## Trecho
- - - - - - -

Poucos são os escritores contemporâneos de ficção especulativa com a versatilidade e absurda criatividade do britânico China Miéville – um dos principais nomes do New Weird, movimento literário em que a norma é a fusão inovadora de gêneros (horror, mistério, fantasia, romance histórico etc.) e a influência de autores clássicos do terror como H.P. Lovecraft. Com nove romances publicados, além de coletâneas de contos e obras de não-ficção, Miéville tece verdadeiras fábulas psicológicas que celebram o grotesco, o estranho e o irreconhecível em cenários distintos de qualquer clichê dos gêneros em que trabalha.
Infelizmente, apenas dois dos romances de Miéville estão disponíveis em português, publicados pela Boitempo Editorial. Felizmente, tratam-se de dois dos melhores exemplos da escrita incendiária, inovadora e altamente politizada do autor: Estação Perdido, um épico fantástico ambientado em uma metrópole mutante e imensamente industrializada, e o deliciosamente complexo A Cidade & a Cidade, livro que alçou o nome de Miéville a novos patamares, popularizando sua obra e arrebatando algumas das maiores premiações da fantasia e do sci-fi.
Com A Cidade & a Cidade, ao mesclar a estrutura básica da literatura policial a questionamentos existenciais que lhe renderam comparações a Kafka, Miéville se revela um escritor capaz de criar narrativas implacáveis que entretêm ao mesmo tempo que suscitam reflexões perturbadoras, implorando por releituras e novas interpretações.
Duas cidades, dois universos
O protagonista da obra é o inspetor Tyador Borlú, habitante da cidade-estado de Besźel, metrópole fictícia criada por Miéville nos moldes de países do leste europeu. A investigação do assassinato de uma estudante estrangeira desfigurada é o propulsor da jornada de Borlú, que acaba absorvido em uma trama conspiratória que ameaça abalar suas principais convicções quanto à sua cidade e sua própria existência. Empregando uma voz fria e típica da literatura policial, Miéville põe em prática todo o potencial de sua escrita na criação de um protagonista tridimensional e instigante.

- - - - - - -

## O que fazer
Continue o trecho acima sobre China Miéville e A Cidade & a Cidade a partir da última frase apresentada.

## Dados fornecidos
- - - - - - -

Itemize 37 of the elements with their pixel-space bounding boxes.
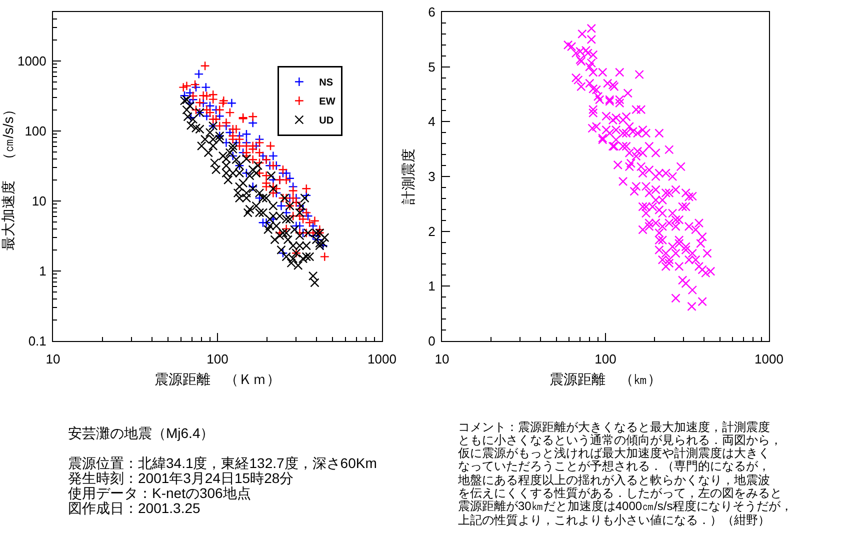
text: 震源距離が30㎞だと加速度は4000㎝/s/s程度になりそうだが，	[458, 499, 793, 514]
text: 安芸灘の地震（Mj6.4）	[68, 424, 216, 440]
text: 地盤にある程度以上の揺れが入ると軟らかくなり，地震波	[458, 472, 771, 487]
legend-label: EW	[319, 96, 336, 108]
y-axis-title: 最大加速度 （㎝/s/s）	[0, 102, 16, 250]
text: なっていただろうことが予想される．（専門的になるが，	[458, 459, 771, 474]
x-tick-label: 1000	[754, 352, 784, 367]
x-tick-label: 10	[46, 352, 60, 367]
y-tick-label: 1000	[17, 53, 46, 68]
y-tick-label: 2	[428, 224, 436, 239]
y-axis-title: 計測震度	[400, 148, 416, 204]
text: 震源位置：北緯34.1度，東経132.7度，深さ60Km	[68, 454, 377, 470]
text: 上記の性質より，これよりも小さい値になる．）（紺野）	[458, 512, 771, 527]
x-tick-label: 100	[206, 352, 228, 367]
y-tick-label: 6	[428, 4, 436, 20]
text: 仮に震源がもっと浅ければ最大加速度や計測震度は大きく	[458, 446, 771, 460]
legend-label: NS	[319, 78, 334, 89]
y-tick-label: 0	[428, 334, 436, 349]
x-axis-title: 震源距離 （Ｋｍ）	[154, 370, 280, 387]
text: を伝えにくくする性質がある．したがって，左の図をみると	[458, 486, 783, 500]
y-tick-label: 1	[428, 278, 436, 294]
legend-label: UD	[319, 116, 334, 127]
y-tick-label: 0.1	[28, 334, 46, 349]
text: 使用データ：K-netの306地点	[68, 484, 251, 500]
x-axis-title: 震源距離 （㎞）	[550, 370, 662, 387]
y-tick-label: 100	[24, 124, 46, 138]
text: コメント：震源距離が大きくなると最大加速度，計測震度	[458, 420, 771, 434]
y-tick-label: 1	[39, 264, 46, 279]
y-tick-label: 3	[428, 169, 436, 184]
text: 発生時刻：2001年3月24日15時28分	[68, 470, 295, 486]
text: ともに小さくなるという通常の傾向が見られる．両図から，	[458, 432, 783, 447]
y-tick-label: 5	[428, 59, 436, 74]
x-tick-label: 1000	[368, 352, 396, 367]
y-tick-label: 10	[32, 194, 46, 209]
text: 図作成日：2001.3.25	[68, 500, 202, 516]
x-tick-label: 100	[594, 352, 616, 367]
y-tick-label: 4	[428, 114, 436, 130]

- - - - - - -

## Resposta da tarefa
Miéville se revela um escritor capaz de criar narrativas implacáveis que entretêm ao mesmo tempo que suscitam reflexões perturbadoras.
O principal diferencial da narrativa, contudo, é a ambientação meticulosamente arquitetada por Miéville: Besźel é uma cidade impossível, que ocupa o mesmo espaço geográfico de uma segunda metrópole, Ul Qoma. As duas cidades coexistem espacialmente, mas operam como Estados fundamentalmente distintos – com seu próprio idioma, arquitetura, instituições, cultura e costumes. Tanto voluntariamente quanto inconscientemente, os habitantes de uma cidade levam suas vidas ignorando a existência do espaço estrangeiro – e das pessoas que nele habitam – invadindo o seu. Caso falhem em “desver” a outra cidade, violando o preceito que estabelece o equilíbrio entre os dois Estados, os cidadãos de Besźel e Ul Qoma são detidos por uma instituição intermediária denominada simplesmente “Brecha” – e seu destino após isso é desconhecido.
Com uma trama veloz e vertiginosa, a leitura do romance é um mergulho irresistível na metafísica urbana das estranhas metrópoles de Ul Qoma e Besźel. Não é à toa que uma adaptação televisiva da série foi anunciada para 2018: A Cidade & a Cidade é, sem dúvidas, uma das maiores obras de ficção especulativa da última década.
A CIDADE & A CIDADE | China Miéville
Editora: Boitempo;
Tradução: Fábio Fernandes;
Tamanho: 292 págs.;
Lançamento: Janeiro, 2014.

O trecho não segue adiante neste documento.